STORED DATA:
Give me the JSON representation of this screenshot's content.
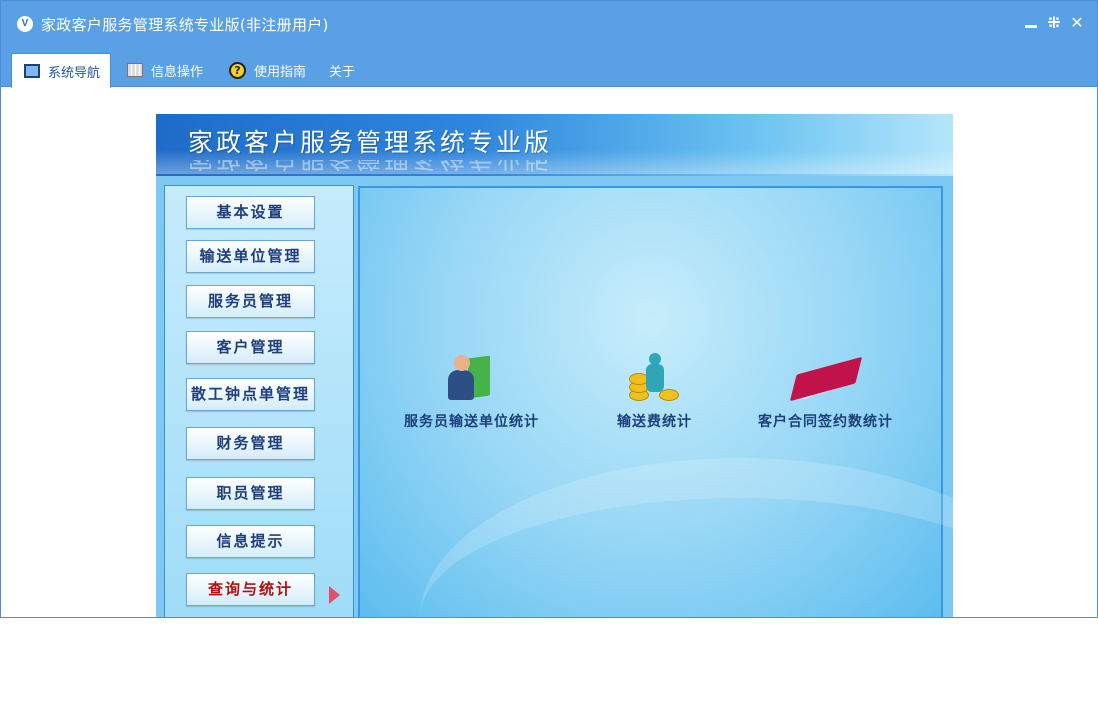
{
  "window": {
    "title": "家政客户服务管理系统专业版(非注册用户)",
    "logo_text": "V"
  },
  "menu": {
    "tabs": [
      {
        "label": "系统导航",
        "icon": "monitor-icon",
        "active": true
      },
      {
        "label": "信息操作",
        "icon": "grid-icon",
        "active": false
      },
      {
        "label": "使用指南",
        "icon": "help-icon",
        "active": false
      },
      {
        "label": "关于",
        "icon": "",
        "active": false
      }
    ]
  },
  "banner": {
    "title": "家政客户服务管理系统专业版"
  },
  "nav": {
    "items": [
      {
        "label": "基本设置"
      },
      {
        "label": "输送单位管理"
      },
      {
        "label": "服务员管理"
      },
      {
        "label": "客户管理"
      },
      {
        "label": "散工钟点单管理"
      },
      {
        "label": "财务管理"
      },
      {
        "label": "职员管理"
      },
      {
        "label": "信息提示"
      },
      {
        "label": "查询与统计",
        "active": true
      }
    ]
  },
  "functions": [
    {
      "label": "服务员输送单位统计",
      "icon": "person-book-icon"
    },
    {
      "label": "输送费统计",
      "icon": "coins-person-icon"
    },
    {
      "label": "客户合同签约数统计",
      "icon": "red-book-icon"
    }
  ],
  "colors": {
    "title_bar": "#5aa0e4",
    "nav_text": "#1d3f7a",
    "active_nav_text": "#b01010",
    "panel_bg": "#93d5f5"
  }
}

TASK TO COMPLETE:
Write out the full listing verbatim, excluding its pictures.

RESULT BELOW:
Give me the JSON representation of this screenshot's content.
{
  "window": {
    "title": "家政客户服务管理系统专业版(非注册用户)",
    "logo_text": "V"
  },
  "menu": {
    "tabs": [
      {
        "label": "系统导航",
        "icon": "monitor-icon",
        "active": true
      },
      {
        "label": "信息操作",
        "icon": "grid-icon",
        "active": false
      },
      {
        "label": "使用指南",
        "icon": "help-icon",
        "active": false
      },
      {
        "label": "关于",
        "icon": "",
        "active": false
      }
    ]
  },
  "banner": {
    "title": "家政客户服务管理系统专业版"
  },
  "nav": {
    "items": [
      {
        "label": "基本设置"
      },
      {
        "label": "输送单位管理"
      },
      {
        "label": "服务员管理"
      },
      {
        "label": "客户管理"
      },
      {
        "label": "散工钟点单管理"
      },
      {
        "label": "财务管理"
      },
      {
        "label": "职员管理"
      },
      {
        "label": "信息提示"
      },
      {
        "label": "查询与统计",
        "active": true
      }
    ]
  },
  "functions": [
    {
      "label": "服务员输送单位统计",
      "icon": "person-book-icon"
    },
    {
      "label": "输送费统计",
      "icon": "coins-person-icon"
    },
    {
      "label": "客户合同签约数统计",
      "icon": "red-book-icon"
    }
  ],
  "colors": {
    "title_bar": "#5aa0e4",
    "nav_text": "#1d3f7a",
    "active_nav_text": "#b01010",
    "panel_bg": "#93d5f5"
  }
}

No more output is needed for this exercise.